▶ Goal of the exercise:
Read the records and gather each line that includes "عبدالله".

▶ Material for this exercise:
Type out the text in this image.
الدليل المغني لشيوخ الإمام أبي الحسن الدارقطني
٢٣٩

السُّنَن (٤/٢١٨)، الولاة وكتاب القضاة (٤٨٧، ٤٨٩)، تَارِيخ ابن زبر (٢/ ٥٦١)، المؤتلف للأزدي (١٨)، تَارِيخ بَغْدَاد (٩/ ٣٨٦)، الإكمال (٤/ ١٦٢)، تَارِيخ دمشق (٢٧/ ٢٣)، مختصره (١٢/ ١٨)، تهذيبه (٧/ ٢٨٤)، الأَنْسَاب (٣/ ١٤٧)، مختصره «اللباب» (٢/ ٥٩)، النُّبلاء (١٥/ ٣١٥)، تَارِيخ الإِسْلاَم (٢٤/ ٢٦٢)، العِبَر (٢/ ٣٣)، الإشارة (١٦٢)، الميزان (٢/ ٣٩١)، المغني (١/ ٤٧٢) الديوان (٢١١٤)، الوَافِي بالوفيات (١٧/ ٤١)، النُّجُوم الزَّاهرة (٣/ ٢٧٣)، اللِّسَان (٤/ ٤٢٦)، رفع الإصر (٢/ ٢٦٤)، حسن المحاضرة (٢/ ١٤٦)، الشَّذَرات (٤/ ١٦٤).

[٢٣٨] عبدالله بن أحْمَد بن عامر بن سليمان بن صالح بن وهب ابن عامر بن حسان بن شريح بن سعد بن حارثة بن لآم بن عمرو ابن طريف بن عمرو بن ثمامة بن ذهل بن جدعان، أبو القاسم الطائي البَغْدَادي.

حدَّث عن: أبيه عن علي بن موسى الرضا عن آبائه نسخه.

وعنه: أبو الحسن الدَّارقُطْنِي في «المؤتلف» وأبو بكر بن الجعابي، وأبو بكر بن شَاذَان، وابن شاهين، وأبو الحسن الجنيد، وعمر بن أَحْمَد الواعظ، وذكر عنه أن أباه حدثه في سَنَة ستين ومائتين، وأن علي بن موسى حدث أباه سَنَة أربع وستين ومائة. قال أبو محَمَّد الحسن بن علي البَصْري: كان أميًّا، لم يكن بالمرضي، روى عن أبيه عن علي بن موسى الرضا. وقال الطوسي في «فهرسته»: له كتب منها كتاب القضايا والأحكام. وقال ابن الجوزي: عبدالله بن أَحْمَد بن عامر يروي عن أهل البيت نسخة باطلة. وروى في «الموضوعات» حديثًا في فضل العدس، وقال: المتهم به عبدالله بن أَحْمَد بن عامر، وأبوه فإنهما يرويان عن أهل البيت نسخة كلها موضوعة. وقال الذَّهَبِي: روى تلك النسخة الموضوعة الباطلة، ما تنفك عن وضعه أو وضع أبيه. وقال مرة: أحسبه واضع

▶ Full response:
[٢٣٨] عبدالله بن أحْمَد بن عامر بن سليمان بن صالح بن وهب ابن عامر بن حسان بن شريح بن سعد بن حارثة بن لآم بن عمرو ابن طريف بن عمرو بن ثمامة بن ذهل بن جدعان، أبو القاسم الطائي البَغْدَادي.
وعنه: أبو الحسن الدَّارقُطْنِي في «المؤتلف» وأبو بكر بن الجعابي، وأبو بكر بن شَاذَان، وابن شاهين، وأبو الحسن الجنيد، وعمر بن أَحْمَد الواعظ، وذكر عنه أن أباه حدثه في سَنَة ستين ومائتين، وأن علي بن موسى حدث أباه سَنَة أربع وستين ومائة. قال أبو محَمَّد الحسن بن علي البَصْري: كان أميًّا، لم يكن بالمرضي، روى عن أبيه عن علي بن موسى الرضا. وقال الطوسي في «فهرسته»: له كتب منها كتاب القضايا والأحكام. وقال ابن الجوزي: عبدالله بن أَحْمَد بن عامر يروي عن أهل البيت نسخة باطلة. وروى في «الموضوعات» حديثًا في فضل العدس، وقال: المتهم به عبدالله بن أَحْمَد بن عامر، وأبوه فإنهما يرويان عن أهل البيت نسخة كلها موضوعة. وقال الذَّهَبِي: روى تلك النسخة الموضوعة الباطلة، ما تنفك عن وضعه أو وضع أبيه. وقال مرة: أحسبه واضع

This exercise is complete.